WHAT TO WORK ON. Copy every line with the string "Федерации" in it.

GIVEN ENTRIES.
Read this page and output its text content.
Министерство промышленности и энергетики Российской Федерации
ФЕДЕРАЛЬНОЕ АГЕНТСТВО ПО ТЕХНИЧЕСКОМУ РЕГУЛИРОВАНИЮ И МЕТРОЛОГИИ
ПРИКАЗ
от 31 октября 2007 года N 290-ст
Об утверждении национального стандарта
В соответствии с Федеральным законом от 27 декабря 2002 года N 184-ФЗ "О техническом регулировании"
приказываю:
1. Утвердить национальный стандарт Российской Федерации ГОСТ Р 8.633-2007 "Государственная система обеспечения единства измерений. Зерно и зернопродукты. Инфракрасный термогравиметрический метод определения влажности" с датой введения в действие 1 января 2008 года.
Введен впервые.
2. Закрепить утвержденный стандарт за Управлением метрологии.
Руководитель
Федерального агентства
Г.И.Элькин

EXERCISE SOLUTION.
Министерство промышленности и энергетики Российской Федерации
1. Утвердить национальный стандарт Российской Федерации ГОСТ Р 8.633-2007 "Государственная система обеспечения единства измерений. Зерно и зернопродукты. Инфракрасный термогравиметрический метод определения влажности" с датой введения в действие 1 января 2008 года.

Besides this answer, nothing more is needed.